**Problem statement**
Transcribe all the entries word for word, omitting any pictures they contain.

**Supplied data**
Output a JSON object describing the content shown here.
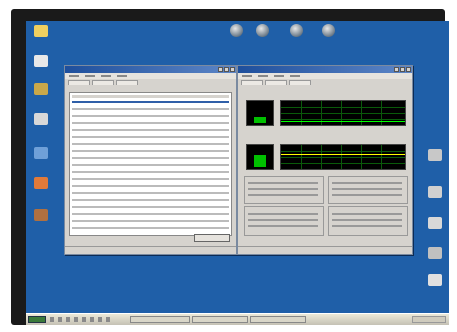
{
  "desktop": {
    "left_icons": [
      {
        "icon": "my-computer-icon",
        "color": "#f0d060"
      },
      {
        "icon": "documents-icon",
        "color": "#e8e8e8"
      },
      {
        "icon": "network-icon",
        "color": "#c9a84a"
      },
      {
        "icon": "recycle-bin-icon",
        "color": "#d8d8d8"
      },
      {
        "icon": "internet-icon",
        "color": "#6fa0d8"
      },
      {
        "icon": "app-icon",
        "color": "#e07a3a"
      },
      {
        "icon": "shortcut-icon",
        "color": "#b07040"
      }
    ],
    "right_icons": [
      {
        "icon": "drive-icon",
        "color": "#c8c8c8"
      },
      {
        "icon": "drive-icon",
        "color": "#d0d0d0"
      },
      {
        "icon": "drive-icon",
        "color": "#d8d8d8"
      },
      {
        "icon": "drive-icon",
        "color": "#c0c0c0"
      },
      {
        "icon": "printer-icon",
        "color": "#e0e0e0"
      }
    ],
    "top_icons": [
      "globe-icon",
      "globe-icon",
      "globe-icon",
      "globe-icon"
    ],
    "background": "#1f5fa8"
  },
  "task_manager_processes": {
    "title": "",
    "rows": 19
  },
  "task_manager_performance": {
    "title": "",
    "cpu_graph_color": "#00ff00",
    "memory_graph_color": "#00ff00"
  },
  "taskbar": {
    "start_label": "",
    "items": 3
  }
}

**Completed exercise**
Output a JSON object describing the content shown here.
{
  "desktop": {
    "left_icons": [
      {
        "icon": "my-computer-icon",
        "color": "#f0d060"
      },
      {
        "icon": "documents-icon",
        "color": "#e8e8e8"
      },
      {
        "icon": "network-icon",
        "color": "#c9a84a"
      },
      {
        "icon": "recycle-bin-icon",
        "color": "#d8d8d8"
      },
      {
        "icon": "internet-icon",
        "color": "#6fa0d8"
      },
      {
        "icon": "app-icon",
        "color": "#e07a3a"
      },
      {
        "icon": "shortcut-icon",
        "color": "#b07040"
      }
    ],
    "right_icons": [
      {
        "icon": "drive-icon",
        "color": "#c8c8c8"
      },
      {
        "icon": "drive-icon",
        "color": "#d0d0d0"
      },
      {
        "icon": "drive-icon",
        "color": "#d8d8d8"
      },
      {
        "icon": "drive-icon",
        "color": "#c0c0c0"
      },
      {
        "icon": "printer-icon",
        "color": "#e0e0e0"
      }
    ],
    "top_icons": [
      "globe-icon",
      "globe-icon",
      "globe-icon",
      "globe-icon"
    ],
    "background": "#1f5fa8"
  },
  "task_manager_processes": {
    "title": "",
    "rows": 19
  },
  "task_manager_performance": {
    "title": "",
    "cpu_graph_color": "#00ff00",
    "memory_graph_color": "#00ff00"
  },
  "taskbar": {
    "start_label": "",
    "items": 3
  }
}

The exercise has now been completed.